● **TASK PROMPT**: Copy out every line of the data exactly.

Extracted records

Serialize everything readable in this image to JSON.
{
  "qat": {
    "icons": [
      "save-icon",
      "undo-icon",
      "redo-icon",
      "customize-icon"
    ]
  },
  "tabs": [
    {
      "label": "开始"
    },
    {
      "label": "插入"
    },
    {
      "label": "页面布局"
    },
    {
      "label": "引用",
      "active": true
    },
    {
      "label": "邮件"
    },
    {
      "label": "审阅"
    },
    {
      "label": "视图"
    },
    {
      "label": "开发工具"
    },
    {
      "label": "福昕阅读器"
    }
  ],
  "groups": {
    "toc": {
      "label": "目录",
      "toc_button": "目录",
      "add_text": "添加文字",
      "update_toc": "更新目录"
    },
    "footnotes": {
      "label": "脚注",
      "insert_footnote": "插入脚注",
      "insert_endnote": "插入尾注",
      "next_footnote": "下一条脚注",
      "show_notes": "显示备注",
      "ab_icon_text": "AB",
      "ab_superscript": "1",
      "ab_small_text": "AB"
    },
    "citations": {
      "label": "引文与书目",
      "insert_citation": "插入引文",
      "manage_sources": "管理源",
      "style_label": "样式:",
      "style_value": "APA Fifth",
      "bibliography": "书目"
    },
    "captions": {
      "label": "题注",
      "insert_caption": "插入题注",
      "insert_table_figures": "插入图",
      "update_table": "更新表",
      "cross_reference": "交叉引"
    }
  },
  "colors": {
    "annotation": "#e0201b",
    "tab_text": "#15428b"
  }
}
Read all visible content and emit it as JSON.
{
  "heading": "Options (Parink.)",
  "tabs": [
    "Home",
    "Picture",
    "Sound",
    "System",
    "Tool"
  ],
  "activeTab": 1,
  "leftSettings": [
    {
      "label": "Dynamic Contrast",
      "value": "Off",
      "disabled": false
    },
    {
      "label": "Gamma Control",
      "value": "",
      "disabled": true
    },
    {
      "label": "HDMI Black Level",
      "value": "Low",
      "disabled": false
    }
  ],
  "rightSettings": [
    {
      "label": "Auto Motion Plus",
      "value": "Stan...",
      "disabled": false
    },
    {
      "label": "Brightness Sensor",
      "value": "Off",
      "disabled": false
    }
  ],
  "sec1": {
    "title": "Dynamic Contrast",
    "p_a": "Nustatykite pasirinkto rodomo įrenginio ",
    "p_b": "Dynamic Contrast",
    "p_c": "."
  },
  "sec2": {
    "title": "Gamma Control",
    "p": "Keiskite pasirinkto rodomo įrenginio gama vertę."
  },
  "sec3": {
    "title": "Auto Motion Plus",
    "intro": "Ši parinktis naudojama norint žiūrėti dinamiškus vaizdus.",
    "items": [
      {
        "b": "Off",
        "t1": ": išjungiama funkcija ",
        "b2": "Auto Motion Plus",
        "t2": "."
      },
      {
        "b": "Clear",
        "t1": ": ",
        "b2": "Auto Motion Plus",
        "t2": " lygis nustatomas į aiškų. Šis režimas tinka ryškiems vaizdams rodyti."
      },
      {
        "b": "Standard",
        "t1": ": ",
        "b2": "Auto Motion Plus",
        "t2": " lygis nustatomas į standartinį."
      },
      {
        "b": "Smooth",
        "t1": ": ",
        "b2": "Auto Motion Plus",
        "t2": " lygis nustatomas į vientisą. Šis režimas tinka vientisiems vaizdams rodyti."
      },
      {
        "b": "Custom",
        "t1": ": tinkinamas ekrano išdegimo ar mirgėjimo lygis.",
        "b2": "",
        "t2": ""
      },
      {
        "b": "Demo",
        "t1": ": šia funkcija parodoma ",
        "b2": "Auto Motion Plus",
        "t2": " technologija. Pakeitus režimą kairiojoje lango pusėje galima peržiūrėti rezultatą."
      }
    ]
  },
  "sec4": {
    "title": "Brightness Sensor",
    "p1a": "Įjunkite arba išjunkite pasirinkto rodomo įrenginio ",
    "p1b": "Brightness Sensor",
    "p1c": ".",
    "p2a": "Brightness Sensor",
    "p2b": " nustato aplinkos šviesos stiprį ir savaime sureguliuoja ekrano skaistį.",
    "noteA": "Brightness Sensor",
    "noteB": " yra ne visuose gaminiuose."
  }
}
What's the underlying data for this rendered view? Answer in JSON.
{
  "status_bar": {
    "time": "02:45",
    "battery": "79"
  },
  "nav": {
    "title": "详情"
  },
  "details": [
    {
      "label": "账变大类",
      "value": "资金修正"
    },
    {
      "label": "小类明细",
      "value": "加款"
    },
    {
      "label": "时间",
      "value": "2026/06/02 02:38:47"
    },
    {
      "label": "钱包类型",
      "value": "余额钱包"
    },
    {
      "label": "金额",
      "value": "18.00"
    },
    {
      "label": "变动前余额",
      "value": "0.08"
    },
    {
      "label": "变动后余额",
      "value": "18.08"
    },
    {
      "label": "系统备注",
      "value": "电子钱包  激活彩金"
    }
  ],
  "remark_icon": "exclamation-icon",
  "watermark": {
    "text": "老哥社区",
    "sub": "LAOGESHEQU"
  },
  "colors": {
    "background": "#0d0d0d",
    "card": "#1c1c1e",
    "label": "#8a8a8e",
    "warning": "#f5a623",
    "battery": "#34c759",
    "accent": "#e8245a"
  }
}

● **EXERCISE OUTPUT**:
Serialize everything readable in this image to JSON.
{
  "qat": {
    "icons": [
      "save-icon",
      "undo-icon",
      "redo-icon",
      "customize-icon"
    ]
  },
  "tabs": [
    {
      "label": "开始"
    },
    {
      "label": "插入"
    },
    {
      "label": "页面布局"
    },
    {
      "label": "引用",
      "active": true
    },
    {
      "label": "邮件"
    },
    {
      "label": "审阅"
    },
    {
      "label": "视图"
    },
    {
      "label": "开发工具"
    },
    {
      "label": "福昕阅读器"
    }
  ],
  "groups": {
    "toc": {
      "label": "目录",
      "toc_button": "目录",
      "add_text": "添加文字",
      "update_toc": "更新目录"
    },
    "footnotes": {
      "label": "脚注",
      "insert_footnote": "插入脚注",
      "insert_endnote": "插入尾注",
      "next_footnote": "下一条脚注",
      "show_notes": "显示备注",
      "ab_icon_text": "AB",
      "ab_superscript": "1",
      "ab_small_text": "AB"
    },
    "citations": {
      "label": "引文与书目",
      "insert_citation": "插入引文",
      "manage_sources": "管理源",
      "style_label": "样式:",
      "style_value": "APA Fifth",
      "bibliography": "书目"
    },
    "captions": {
      "label": "题注",
      "insert_caption": "插入题注",
      "insert_table_figures": "插入图",
      "update_table": "更新表",
      "cross_reference": "交叉引"
    }
  },
  "colors": {
    "annotation": "#e0201b",
    "tab_text": "#15428b"
  }
}
Read all visible content and emit it as JSON.
{
  "heading": "Options (Parink.)",
  "tabs": [
    "Home",
    "Picture",
    "Sound",
    "System",
    "Tool"
  ],
  "activeTab": 1,
  "leftSettings": [
    {
      "label": "Dynamic Contrast",
      "value": "Off",
      "disabled": false
    },
    {
      "label": "Gamma Control",
      "value": "",
      "disabled": true
    },
    {
      "label": "HDMI Black Level",
      "value": "Low",
      "disabled": false
    }
  ],
  "rightSettings": [
    {
      "label": "Auto Motion Plus",
      "value": "Stan...",
      "disabled": false
    },
    {
      "label": "Brightness Sensor",
      "value": "Off",
      "disabled": false
    }
  ],
  "sec1": {
    "title": "Dynamic Contrast",
    "p_a": "Nustatykite pasirinkto rodomo įrenginio ",
    "p_b": "Dynamic Contrast",
    "p_c": "."
  },
  "sec2": {
    "title": "Gamma Control",
    "p": "Keiskite pasirinkto rodomo įrenginio gama vertę."
  },
  "sec3": {
    "title": "Auto Motion Plus",
    "intro": "Ši parinktis naudojama norint žiūrėti dinamiškus vaizdus.",
    "items": [
      {
        "b": "Off",
        "t1": ": išjungiama funkcija ",
        "b2": "Auto Motion Plus",
        "t2": "."
      },
      {
        "b": "Clear",
        "t1": ": ",
        "b2": "Auto Motion Plus",
        "t2": " lygis nustatomas į aiškų. Šis režimas tinka ryškiems vaizdams rodyti."
      },
      {
        "b": "Standard",
        "t1": ": ",
        "b2": "Auto Motion Plus",
        "t2": " lygis nustatomas į standartinį."
      },
      {
        "b": "Smooth",
        "t1": ": ",
        "b2": "Auto Motion Plus",
        "t2": " lygis nustatomas į vientisą. Šis režimas tinka vientisiems vaizdams rodyti."
      },
      {
        "b": "Custom",
        "t1": ": tinkinamas ekrano išdegimo ar mirgėjimo lygis.",
        "b2": "",
        "t2": ""
      },
      {
        "b": "Demo",
        "t1": ": šia funkcija parodoma ",
        "b2": "Auto Motion Plus",
        "t2": " technologija. Pakeitus režimą kairiojoje lango pusėje galima peržiūrėti rezultatą."
      }
    ]
  },
  "sec4": {
    "title": "Brightness Sensor",
    "p1a": "Įjunkite arba išjunkite pasirinkto rodomo įrenginio ",
    "p1b": "Brightness Sensor",
    "p1c": ".",
    "p2a": "Brightness Sensor",
    "p2b": " nustato aplinkos šviesos stiprį ir savaime sureguliuoja ekrano skaistį.",
    "noteA": "Brightness Sensor",
    "noteB": " yra ne visuose gaminiuose."
  }
}
What's the underlying data for this rendered view? Answer in JSON.
{
  "status_bar": {
    "time": "02:45",
    "battery": "79"
  },
  "nav": {
    "title": "详情"
  },
  "details": [
    {
      "label": "账变大类",
      "value": "资金修正"
    },
    {
      "label": "小类明细",
      "value": "加款"
    },
    {
      "label": "时间",
      "value": "2026/06/02 02:38:47"
    },
    {
      "label": "钱包类型",
      "value": "余额钱包"
    },
    {
      "label": "金额",
      "value": "18.00"
    },
    {
      "label": "变动前余额",
      "value": "0.08"
    },
    {
      "label": "变动后余额",
      "value": "18.08"
    },
    {
      "label": "系统备注",
      "value": "电子钱包  激活彩金"
    }
  ],
  "remark_icon": "exclamation-icon",
  "watermark": {
    "text": "老哥社区",
    "sub": "LAOGESHEQU"
  },
  "colors": {
    "background": "#0d0d0d",
    "card": "#1c1c1e",
    "label": "#8a8a8e",
    "warning": "#f5a623",
    "battery": "#34c759",
    "accent": "#e8245a"
  }
}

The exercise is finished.